Records for this task →
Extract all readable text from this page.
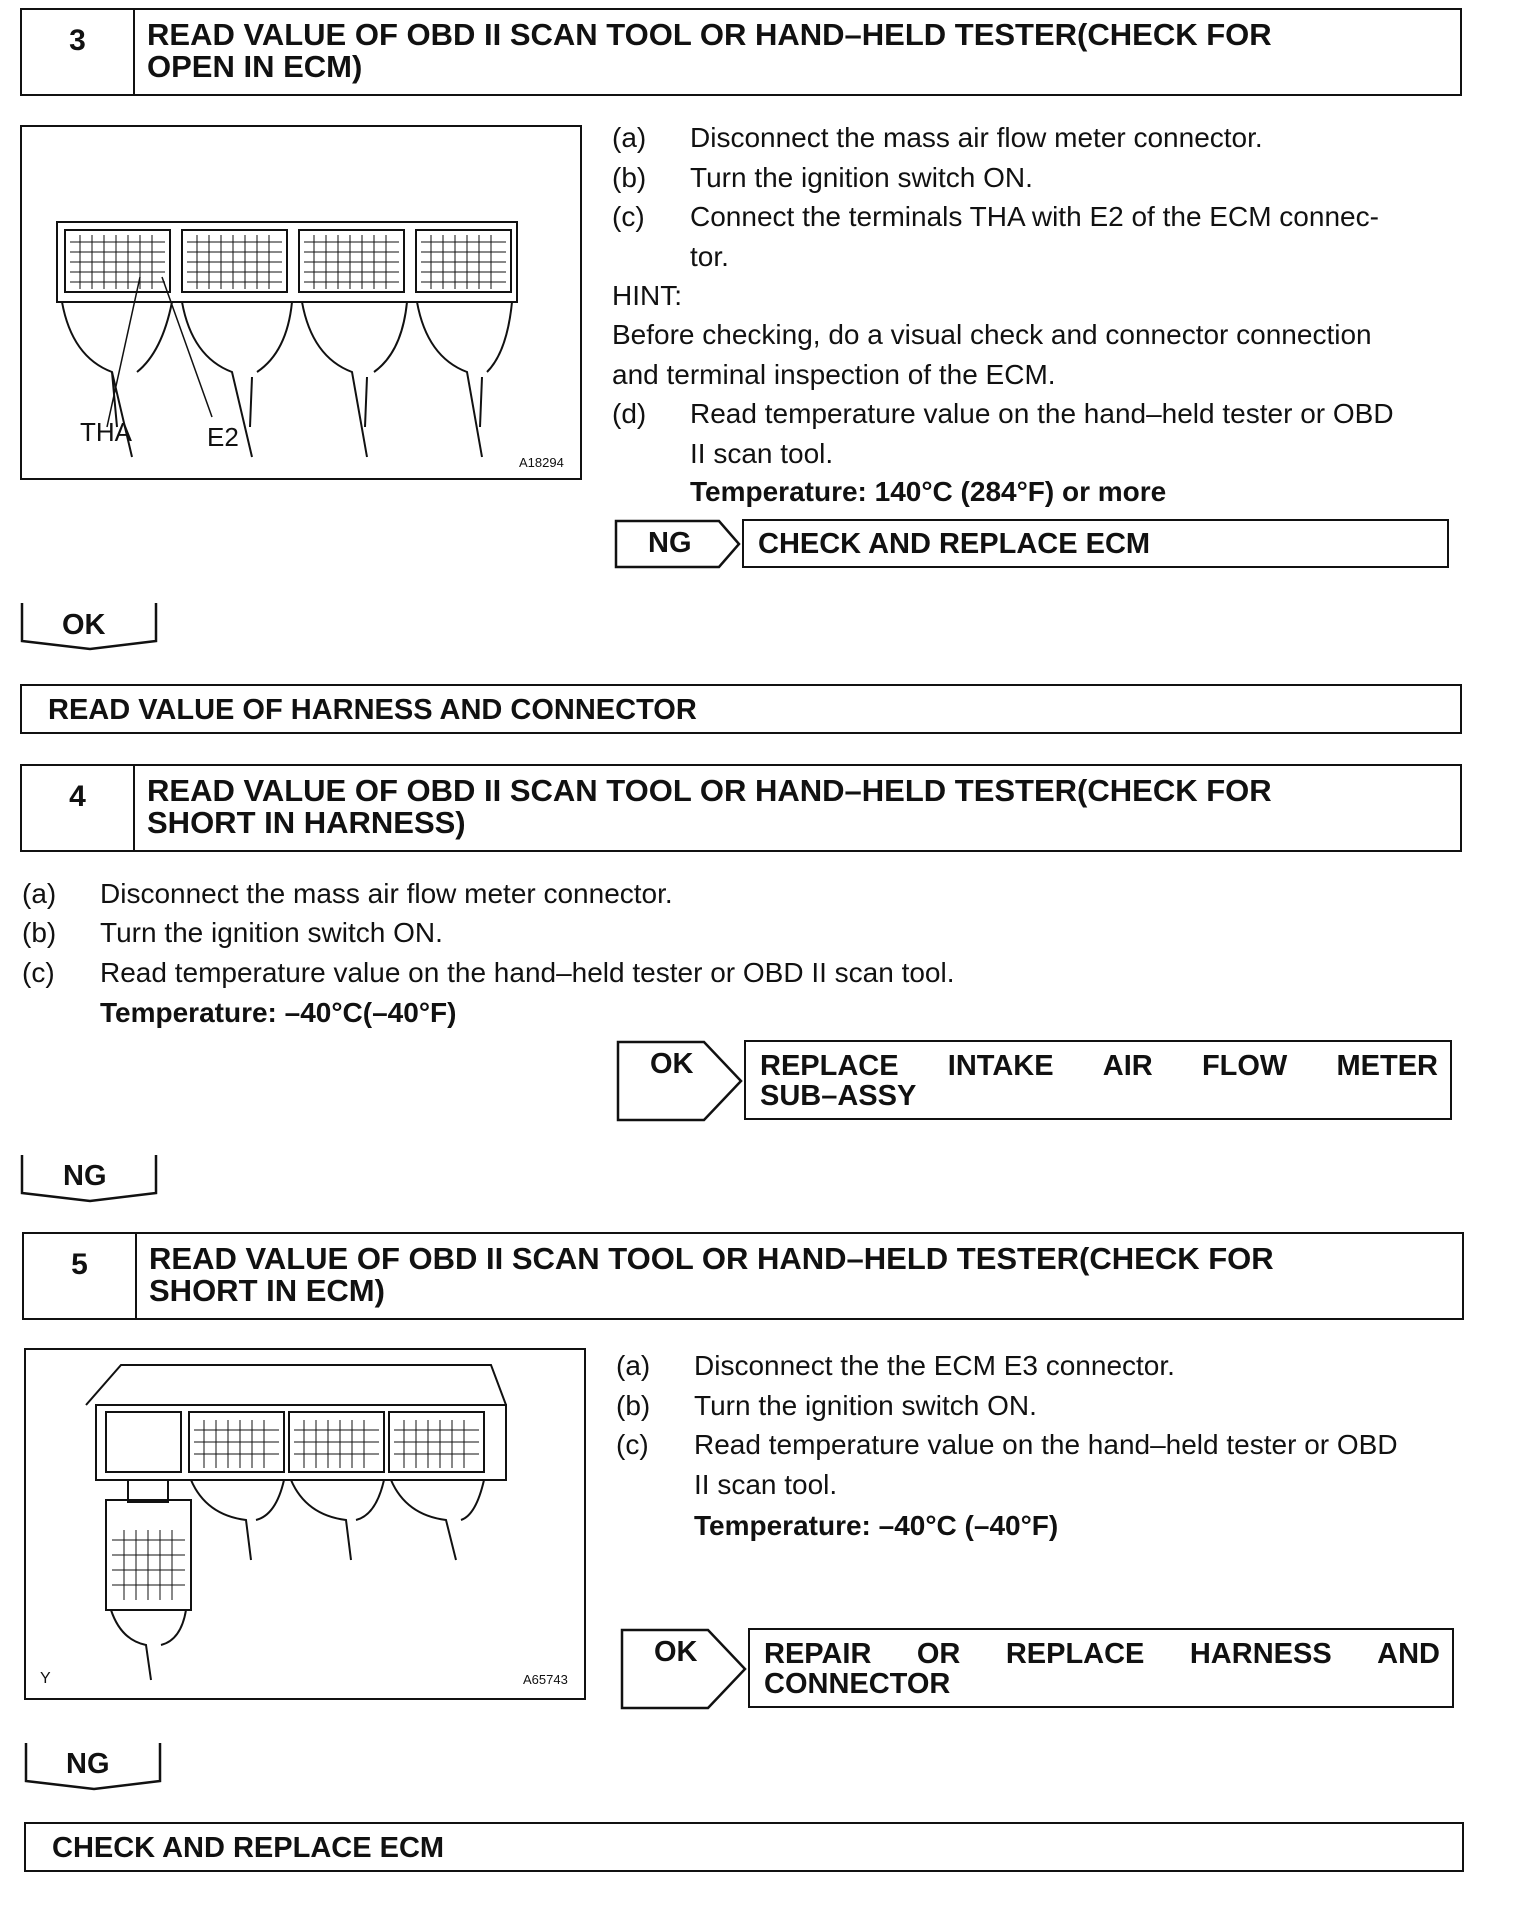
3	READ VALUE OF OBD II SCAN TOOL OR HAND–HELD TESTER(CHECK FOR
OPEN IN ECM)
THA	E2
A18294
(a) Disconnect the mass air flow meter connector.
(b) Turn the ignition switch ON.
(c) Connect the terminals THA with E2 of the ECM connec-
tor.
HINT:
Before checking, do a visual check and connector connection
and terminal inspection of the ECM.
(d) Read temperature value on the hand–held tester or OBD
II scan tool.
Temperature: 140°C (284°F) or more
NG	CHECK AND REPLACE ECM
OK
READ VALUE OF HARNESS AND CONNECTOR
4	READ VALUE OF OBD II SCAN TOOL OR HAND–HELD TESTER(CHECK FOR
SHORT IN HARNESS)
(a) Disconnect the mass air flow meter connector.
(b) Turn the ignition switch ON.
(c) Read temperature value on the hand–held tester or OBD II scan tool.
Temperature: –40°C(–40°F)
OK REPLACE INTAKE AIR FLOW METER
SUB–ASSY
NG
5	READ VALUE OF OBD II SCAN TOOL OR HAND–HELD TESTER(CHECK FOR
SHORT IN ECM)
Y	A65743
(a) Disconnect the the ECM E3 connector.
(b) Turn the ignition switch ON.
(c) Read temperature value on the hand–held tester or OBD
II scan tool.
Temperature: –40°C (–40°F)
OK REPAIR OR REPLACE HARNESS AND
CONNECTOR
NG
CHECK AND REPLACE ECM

Set problem → Look through the material above and pick out each line holding the word "REPLACE".

Task output →
NG	CHECK AND REPLACE ECM
OK REPLACE INTAKE AIR FLOW METER
OK REPAIR OR REPLACE HARNESS AND
CHECK AND REPLACE ECM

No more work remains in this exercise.